# [GIVEN INSTRUCTION]
What number of lines hold the word "Transcript"? State that number and nothing besides.

Figure collection entries
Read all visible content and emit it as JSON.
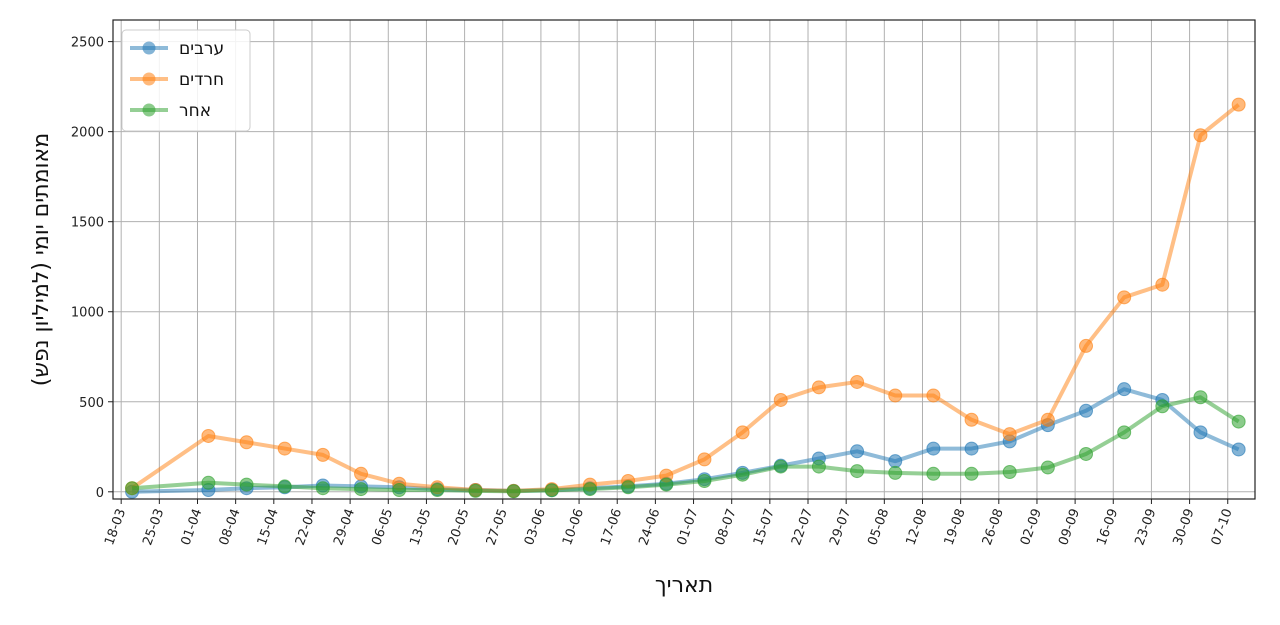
{
  "chart_data": {
    "type": "line",
    "xlabel": "תאריך",
    "ylabel": "מאומתים יומי (למיליון נפש)",
    "ylim": [
      -40,
      2620
    ],
    "yticks": [
      0,
      500,
      1000,
      1500,
      2000,
      2500
    ],
    "xticks": [
      "18-03",
      "25-03",
      "01-04",
      "08-04",
      "15-04",
      "22-04",
      "29-04",
      "06-05",
      "13-05",
      "20-05",
      "27-05",
      "03-06",
      "10-06",
      "17-06",
      "24-06",
      "01-07",
      "08-07",
      "15-07",
      "22-07",
      "29-07",
      "05-08",
      "12-08",
      "19-08",
      "26-08",
      "02-09",
      "09-09",
      "16-09",
      "23-09",
      "30-09",
      "07-10"
    ],
    "x_range_days": [
      -3.5,
      206
    ],
    "grid": true,
    "legend_position": "top-left",
    "marker": "circle",
    "colors": {
      "arabs": "#1f77b4",
      "haredim": "#ff7f0e",
      "other": "#2ca02c"
    },
    "x_days": [
      0,
      14,
      21,
      28,
      35,
      42,
      49,
      56,
      63,
      70,
      77,
      84,
      91,
      98,
      105,
      112,
      119,
      126,
      133,
      140,
      147,
      154,
      161,
      168,
      175,
      182,
      189,
      196,
      203
    ],
    "x_dates": [
      "20-03",
      "03-04",
      "10-04",
      "17-04",
      "24-04",
      "01-05",
      "08-05",
      "15-05",
      "22-05",
      "29-05",
      "05-06",
      "12-06",
      "19-06",
      "26-06",
      "03-07",
      "10-07",
      "17-07",
      "24-07",
      "31-07",
      "07-08",
      "14-08",
      "21-08",
      "28-08",
      "04-09",
      "11-09",
      "18-09",
      "25-09",
      "02-10",
      "09-10"
    ],
    "series": [
      {
        "name": "ערבים",
        "key": "arabs",
        "values": [
          0,
          10,
          20,
          25,
          35,
          30,
          25,
          15,
          10,
          5,
          10,
          20,
          30,
          45,
          70,
          105,
          145,
          185,
          225,
          170,
          240,
          240,
          280,
          370,
          450,
          570,
          510,
          330,
          235
        ]
      },
      {
        "name": "חרדים",
        "key": "haredim",
        "values": [
          20,
          310,
          275,
          240,
          205,
          100,
          45,
          25,
          10,
          5,
          15,
          40,
          60,
          90,
          180,
          330,
          510,
          580,
          610,
          535,
          535,
          400,
          320,
          400,
          810,
          1080,
          1150,
          1980,
          2150
        ]
      },
      {
        "name": "אחר",
        "key": "other",
        "values": [
          20,
          50,
          40,
          30,
          20,
          15,
          10,
          10,
          5,
          3,
          8,
          15,
          25,
          40,
          60,
          95,
          140,
          140,
          115,
          105,
          100,
          100,
          110,
          135,
          210,
          330,
          475,
          525,
          390
        ]
      }
    ]
  }
}
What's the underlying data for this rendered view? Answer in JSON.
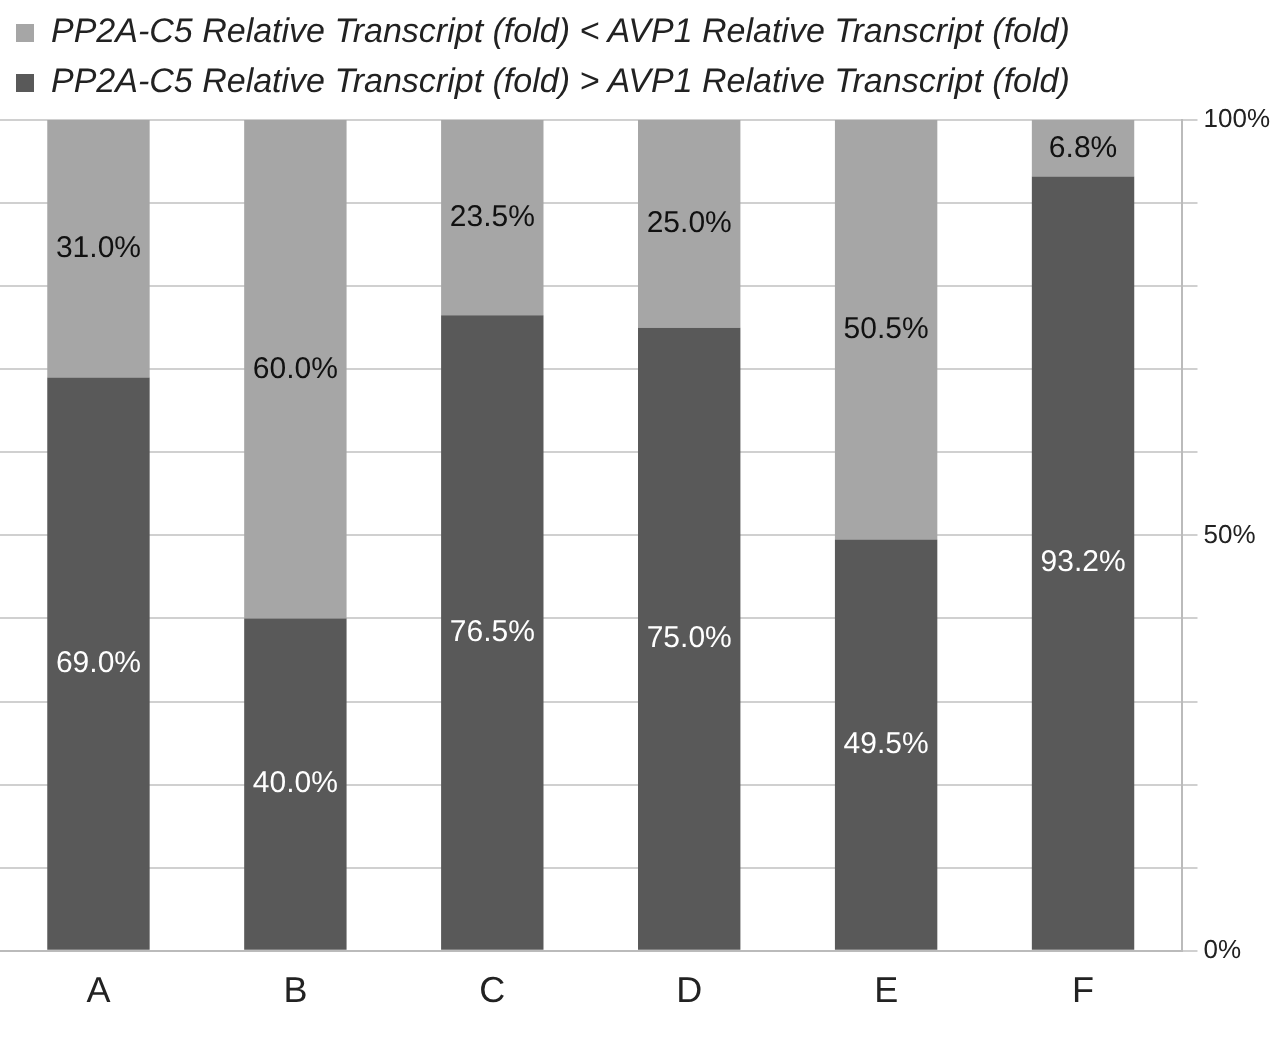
{
  "chart_data": {
    "type": "bar",
    "stacked": true,
    "categories": [
      "A",
      "B",
      "C",
      "D",
      "E",
      "F"
    ],
    "series": [
      {
        "name": "PP2A-C5 Relative Transcript (fold) > AVP1 Relative Transcript (fold)",
        "color": "#595959",
        "values": [
          69.0,
          40.0,
          76.5,
          75.0,
          49.5,
          93.2
        ],
        "value_labels": [
          "69.0%",
          "40.0%",
          "76.5%",
          "75.0%",
          "49.5%",
          "93.2%"
        ]
      },
      {
        "name": "PP2A-C5 Relative Transcript (fold) < AVP1 Relative Transcript (fold)",
        "color": "#a6a6a6",
        "values": [
          31.0,
          60.0,
          23.5,
          25.0,
          50.5,
          6.8
        ],
        "value_labels": [
          "31.0%",
          "60.0%",
          "23.5%",
          "25.0%",
          "50.5%",
          "6.8%"
        ]
      }
    ],
    "ylim": [
      0,
      100
    ],
    "yticks": [
      {
        "value": 0,
        "label": "0%"
      },
      {
        "value": 10,
        "label": null
      },
      {
        "value": 20,
        "label": null
      },
      {
        "value": 30,
        "label": null
      },
      {
        "value": 40,
        "label": null
      },
      {
        "value": 50,
        "label": "50%"
      },
      {
        "value": 60,
        "label": null
      },
      {
        "value": 70,
        "label": null
      },
      {
        "value": 80,
        "label": null
      },
      {
        "value": 90,
        "label": null
      },
      {
        "value": 100,
        "label": "100%"
      }
    ],
    "grid": "y",
    "legend": "top left"
  }
}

# [COMPLETED TASK]
2